[Dataset rows]
## start

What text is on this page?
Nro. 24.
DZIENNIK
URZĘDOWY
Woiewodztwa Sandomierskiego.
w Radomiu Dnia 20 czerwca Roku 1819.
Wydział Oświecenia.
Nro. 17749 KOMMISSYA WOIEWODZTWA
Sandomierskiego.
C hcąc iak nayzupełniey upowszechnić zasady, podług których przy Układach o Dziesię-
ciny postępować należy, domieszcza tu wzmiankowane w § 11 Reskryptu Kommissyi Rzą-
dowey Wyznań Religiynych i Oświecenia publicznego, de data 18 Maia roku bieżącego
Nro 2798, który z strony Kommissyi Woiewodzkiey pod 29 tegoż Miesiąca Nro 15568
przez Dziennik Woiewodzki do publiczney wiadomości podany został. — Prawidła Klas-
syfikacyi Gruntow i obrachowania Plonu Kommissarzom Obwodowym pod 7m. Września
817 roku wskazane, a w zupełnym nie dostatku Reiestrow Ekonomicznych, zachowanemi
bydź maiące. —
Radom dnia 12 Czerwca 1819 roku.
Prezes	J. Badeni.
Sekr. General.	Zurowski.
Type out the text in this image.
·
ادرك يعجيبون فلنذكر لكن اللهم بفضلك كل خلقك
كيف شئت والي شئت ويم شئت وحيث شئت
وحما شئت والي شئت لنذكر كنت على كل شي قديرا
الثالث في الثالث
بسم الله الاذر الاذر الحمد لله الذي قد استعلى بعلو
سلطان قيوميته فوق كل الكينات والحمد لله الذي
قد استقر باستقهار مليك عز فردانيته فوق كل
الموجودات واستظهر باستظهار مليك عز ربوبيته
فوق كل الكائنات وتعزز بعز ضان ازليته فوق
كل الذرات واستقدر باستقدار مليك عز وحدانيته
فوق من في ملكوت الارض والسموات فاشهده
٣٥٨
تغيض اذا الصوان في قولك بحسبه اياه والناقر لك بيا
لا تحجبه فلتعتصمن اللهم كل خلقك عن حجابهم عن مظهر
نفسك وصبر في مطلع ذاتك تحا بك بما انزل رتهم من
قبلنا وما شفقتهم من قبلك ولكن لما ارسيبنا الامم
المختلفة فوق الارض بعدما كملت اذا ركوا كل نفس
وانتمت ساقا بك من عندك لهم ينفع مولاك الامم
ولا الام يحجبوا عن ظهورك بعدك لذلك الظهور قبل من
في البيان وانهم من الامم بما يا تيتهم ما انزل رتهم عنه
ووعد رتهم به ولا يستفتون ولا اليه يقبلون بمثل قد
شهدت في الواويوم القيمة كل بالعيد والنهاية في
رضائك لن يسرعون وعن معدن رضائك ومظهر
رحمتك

## end

§ What this task involves:
Using the material above, print every entry exactly as written.

§ Solution:
What text is on this page?
Nro. 24.
DZIENNIK
URZĘDOWY
Woiewodztwa Sandomierskiego.
w Radomiu Dnia 20 czerwca Roku 1819.
Wydział Oświecenia.
Nro. 17749 KOMMISSYA WOIEWODZTWA
Sandomierskiego.
C hcąc iak nayzupełniey upowszechnić zasady, podług których przy Układach o Dziesię-
ciny postępować należy, domieszcza tu wzmiankowane w § 11 Reskryptu Kommissyi Rzą-
dowey Wyznań Religiynych i Oświecenia publicznego, de data 18 Maia roku bieżącego
Nro 2798, który z strony Kommissyi Woiewodzkiey pod 29 tegoż Miesiąca Nro 15568
przez Dziennik Woiewodzki do publiczney wiadomości podany został. — Prawidła Klas-
syfikacyi Gruntow i obrachowania Plonu Kommissarzom Obwodowym pod 7m. Września
817 roku wskazane, a w zupełnym nie dostatku Reiestrow Ekonomicznych, zachowanemi
bydź maiące. —
Radom dnia 12 Czerwca 1819 roku.
Prezes	J. Badeni.
Sekr. General.	Zurowski.
Type out the text in this image.
·
ادرك يعجيبون فلنذكر لكن اللهم بفضلك كل خلقك
كيف شئت والي شئت ويم شئت وحيث شئت
وحما شئت والي شئت لنذكر كنت على كل شي قديرا
الثالث في الثالث
بسم الله الاذر الاذر الحمد لله الذي قد استعلى بعلو
سلطان قيوميته فوق كل الكينات والحمد لله الذي
قد استقر باستقهار مليك عز فردانيته فوق كل
الموجودات واستظهر باستظهار مليك عز ربوبيته
فوق كل الكائنات وتعزز بعز ضان ازليته فوق
كل الذرات واستقدر باستقدار مليك عز وحدانيته
فوق من في ملكوت الارض والسموات فاشهده
٣٥٨
تغيض اذا الصوان في قولك بحسبه اياه والناقر لك بيا
لا تحجبه فلتعتصمن اللهم كل خلقك عن حجابهم عن مظهر
نفسك وصبر في مطلع ذاتك تحا بك بما انزل رتهم من
قبلنا وما شفقتهم من قبلك ولكن لما ارسيبنا الامم
المختلفة فوق الارض بعدما كملت اذا ركوا كل نفس
وانتمت ساقا بك من عندك لهم ينفع مولاك الامم
ولا الام يحجبوا عن ظهورك بعدك لذلك الظهور قبل من
في البيان وانهم من الامم بما يا تيتهم ما انزل رتهم عنه
ووعد رتهم به ولا يستفتون ولا اليه يقبلون بمثل قد
شهدت في الواويوم القيمة كل بالعيد والنهاية في
رضائك لن يسرعون وعن معدن رضائك ومظهر
رحمتك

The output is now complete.